### YOUR OBJECTIVE
All entries must be extracted exactly, with nothing added or dropped.
──────── LISTED ENTRIES ────────
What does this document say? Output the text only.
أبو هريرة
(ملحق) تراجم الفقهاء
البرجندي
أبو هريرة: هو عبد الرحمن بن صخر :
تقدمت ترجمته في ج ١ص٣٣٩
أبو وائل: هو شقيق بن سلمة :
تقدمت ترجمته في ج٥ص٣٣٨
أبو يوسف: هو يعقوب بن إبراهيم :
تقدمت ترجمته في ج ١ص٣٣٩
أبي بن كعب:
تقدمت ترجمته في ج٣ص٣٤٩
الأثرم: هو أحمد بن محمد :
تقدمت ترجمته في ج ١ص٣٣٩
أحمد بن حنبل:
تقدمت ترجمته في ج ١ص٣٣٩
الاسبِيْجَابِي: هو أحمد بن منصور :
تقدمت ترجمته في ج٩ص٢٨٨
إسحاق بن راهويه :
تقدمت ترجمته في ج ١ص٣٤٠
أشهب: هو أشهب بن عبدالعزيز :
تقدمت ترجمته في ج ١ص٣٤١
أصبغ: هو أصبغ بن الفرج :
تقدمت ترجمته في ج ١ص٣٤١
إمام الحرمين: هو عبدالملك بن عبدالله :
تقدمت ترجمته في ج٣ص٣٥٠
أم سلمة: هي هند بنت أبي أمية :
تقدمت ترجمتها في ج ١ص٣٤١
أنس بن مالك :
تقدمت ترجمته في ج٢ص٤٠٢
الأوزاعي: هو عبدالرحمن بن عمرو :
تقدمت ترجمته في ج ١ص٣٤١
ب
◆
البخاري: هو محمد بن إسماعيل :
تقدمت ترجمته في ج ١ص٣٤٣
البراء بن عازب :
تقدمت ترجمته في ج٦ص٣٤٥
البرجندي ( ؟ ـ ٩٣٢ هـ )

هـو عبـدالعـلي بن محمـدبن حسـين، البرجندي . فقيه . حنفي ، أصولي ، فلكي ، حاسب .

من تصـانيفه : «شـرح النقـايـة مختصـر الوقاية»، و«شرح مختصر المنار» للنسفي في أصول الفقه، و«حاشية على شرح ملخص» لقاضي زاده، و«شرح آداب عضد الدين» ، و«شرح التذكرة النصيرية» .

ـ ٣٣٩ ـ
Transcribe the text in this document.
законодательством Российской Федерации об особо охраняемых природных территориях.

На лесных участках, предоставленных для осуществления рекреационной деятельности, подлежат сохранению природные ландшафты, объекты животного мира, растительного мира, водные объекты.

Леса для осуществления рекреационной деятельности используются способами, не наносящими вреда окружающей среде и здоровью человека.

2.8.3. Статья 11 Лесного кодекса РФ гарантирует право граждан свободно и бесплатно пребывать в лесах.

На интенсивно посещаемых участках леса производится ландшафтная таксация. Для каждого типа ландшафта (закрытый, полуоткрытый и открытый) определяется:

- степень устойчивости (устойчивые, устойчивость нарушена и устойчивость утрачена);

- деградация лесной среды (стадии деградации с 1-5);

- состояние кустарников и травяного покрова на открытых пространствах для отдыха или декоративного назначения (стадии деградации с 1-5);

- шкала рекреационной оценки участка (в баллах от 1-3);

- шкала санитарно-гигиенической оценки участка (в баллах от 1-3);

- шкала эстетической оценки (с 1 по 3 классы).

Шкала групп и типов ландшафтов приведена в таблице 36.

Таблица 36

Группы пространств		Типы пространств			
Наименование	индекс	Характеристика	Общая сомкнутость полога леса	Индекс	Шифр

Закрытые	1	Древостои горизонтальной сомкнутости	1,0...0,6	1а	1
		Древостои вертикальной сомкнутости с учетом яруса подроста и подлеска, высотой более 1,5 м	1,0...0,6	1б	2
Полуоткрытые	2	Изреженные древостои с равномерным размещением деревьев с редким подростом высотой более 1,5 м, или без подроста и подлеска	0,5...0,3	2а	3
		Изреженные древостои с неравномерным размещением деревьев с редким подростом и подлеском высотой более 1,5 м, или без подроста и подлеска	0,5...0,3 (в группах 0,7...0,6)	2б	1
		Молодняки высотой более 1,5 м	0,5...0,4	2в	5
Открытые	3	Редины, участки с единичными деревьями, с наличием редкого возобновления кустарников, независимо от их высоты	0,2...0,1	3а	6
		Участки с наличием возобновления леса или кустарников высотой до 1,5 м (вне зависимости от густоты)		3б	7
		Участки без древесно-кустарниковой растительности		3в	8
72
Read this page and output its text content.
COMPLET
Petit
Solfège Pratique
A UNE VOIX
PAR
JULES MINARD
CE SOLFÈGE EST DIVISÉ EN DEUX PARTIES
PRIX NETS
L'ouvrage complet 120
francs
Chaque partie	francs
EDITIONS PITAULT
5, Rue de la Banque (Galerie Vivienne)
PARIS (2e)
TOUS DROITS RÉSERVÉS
────────
### WRITTEN SOLUTION
What does this document say? Output the text only.
أبو هريرة
(ملحق) تراجم الفقهاء
البرجندي
أبو هريرة: هو عبد الرحمن بن صخر :
تقدمت ترجمته في ج ١ص٣٣٩
أبو وائل: هو شقيق بن سلمة :
تقدمت ترجمته في ج٥ص٣٣٨
أبو يوسف: هو يعقوب بن إبراهيم :
تقدمت ترجمته في ج ١ص٣٣٩
أبي بن كعب:
تقدمت ترجمته في ج٣ص٣٤٩
الأثرم: هو أحمد بن محمد :
تقدمت ترجمته في ج ١ص٣٣٩
أحمد بن حنبل:
تقدمت ترجمته في ج ١ص٣٣٩
الاسبِيْجَابِي: هو أحمد بن منصور :
تقدمت ترجمته في ج٩ص٢٨٨
إسحاق بن راهويه :
تقدمت ترجمته في ج ١ص٣٤٠
أشهب: هو أشهب بن عبدالعزيز :
تقدمت ترجمته في ج ١ص٣٤١
أصبغ: هو أصبغ بن الفرج :
تقدمت ترجمته في ج ١ص٣٤١
إمام الحرمين: هو عبدالملك بن عبدالله :
تقدمت ترجمته في ج٣ص٣٥٠
أم سلمة: هي هند بنت أبي أمية :
تقدمت ترجمتها في ج ١ص٣٤١
أنس بن مالك :
تقدمت ترجمته في ج٢ص٤٠٢
الأوزاعي: هو عبدالرحمن بن عمرو :
تقدمت ترجمته في ج ١ص٣٤١
ب
◆
البخاري: هو محمد بن إسماعيل :
تقدمت ترجمته في ج ١ص٣٤٣
البراء بن عازب :
تقدمت ترجمته في ج٦ص٣٤٥
البرجندي ( ؟ ـ ٩٣٢ هـ )

هـو عبـدالعـلي بن محمـدبن حسـين، البرجندي . فقيه . حنفي ، أصولي ، فلكي ، حاسب .

من تصـانيفه : «شـرح النقـايـة مختصـر الوقاية»، و«شرح مختصر المنار» للنسفي في أصول الفقه، و«حاشية على شرح ملخص» لقاضي زاده، و«شرح آداب عضد الدين» ، و«شرح التذكرة النصيرية» .

ـ ٣٣٩ ـ
Transcribe the text in this document.
законодательством Российской Федерации об особо охраняемых природных территориях.

На лесных участках, предоставленных для осуществления рекреационной деятельности, подлежат сохранению природные ландшафты, объекты животного мира, растительного мира, водные объекты.

Леса для осуществления рекреационной деятельности используются способами, не наносящими вреда окружающей среде и здоровью человека.

2.8.3. Статья 11 Лесного кодекса РФ гарантирует право граждан свободно и бесплатно пребывать в лесах.

На интенсивно посещаемых участках леса производится ландшафтная таксация. Для каждого типа ландшафта (закрытый, полуоткрытый и открытый) определяется:

- степень устойчивости (устойчивые, устойчивость нарушена и устойчивость утрачена);

- деградация лесной среды (стадии деградации с 1-5);

- состояние кустарников и травяного покрова на открытых пространствах для отдыха или декоративного назначения (стадии деградации с 1-5);

- шкала рекреационной оценки участка (в баллах от 1-3);

- шкала санитарно-гигиенической оценки участка (в баллах от 1-3);

- шкала эстетической оценки (с 1 по 3 классы).

Шкала групп и типов ландшафтов приведена в таблице 36.

Таблица 36

Группы пространств		Типы пространств			
Наименование	индекс	Характеристика	Общая сомкнутость полога леса	Индекс	Шифр

Закрытые	1	Древостои горизонтальной сомкнутости	1,0...0,6	1а	1
		Древостои вертикальной сомкнутости с учетом яруса подроста и подлеска, высотой более 1,5 м	1,0...0,6	1б	2
Полуоткрытые	2	Изреженные древостои с равномерным размещением деревьев с редким подростом высотой более 1,5 м, или без подроста и подлеска	0,5...0,3	2а	3
		Изреженные древостои с неравномерным размещением деревьев с редким подростом и подлеском высотой более 1,5 м, или без подроста и подлеска	0,5...0,3 (в группах 0,7...0,6)	2б	1
		Молодняки высотой более 1,5 м	0,5...0,4	2в	5
Открытые	3	Редины, участки с единичными деревьями, с наличием редкого возобновления кустарников, независимо от их высоты	0,2...0,1	3а	6
		Участки с наличием возобновления леса или кустарников высотой до 1,5 м (вне зависимости от густоты)		3б	7
		Участки без древесно-кустарниковой растительности		3в	8
72
Read this page and output its text content.
COMPLET
Petit
Solfège Pratique
A UNE VOIX
PAR
JULES MINARD
CE SOLFÈGE EST DIVISÉ EN DEUX PARTIES
PRIX NETS
L'ouvrage complet 120
francs
Chaque partie	francs
EDITIONS PITAULT
5, Rue de la Banque (Galerie Vivienne)
PARIS (2e)
TOUS DROITS RÉSERVÉS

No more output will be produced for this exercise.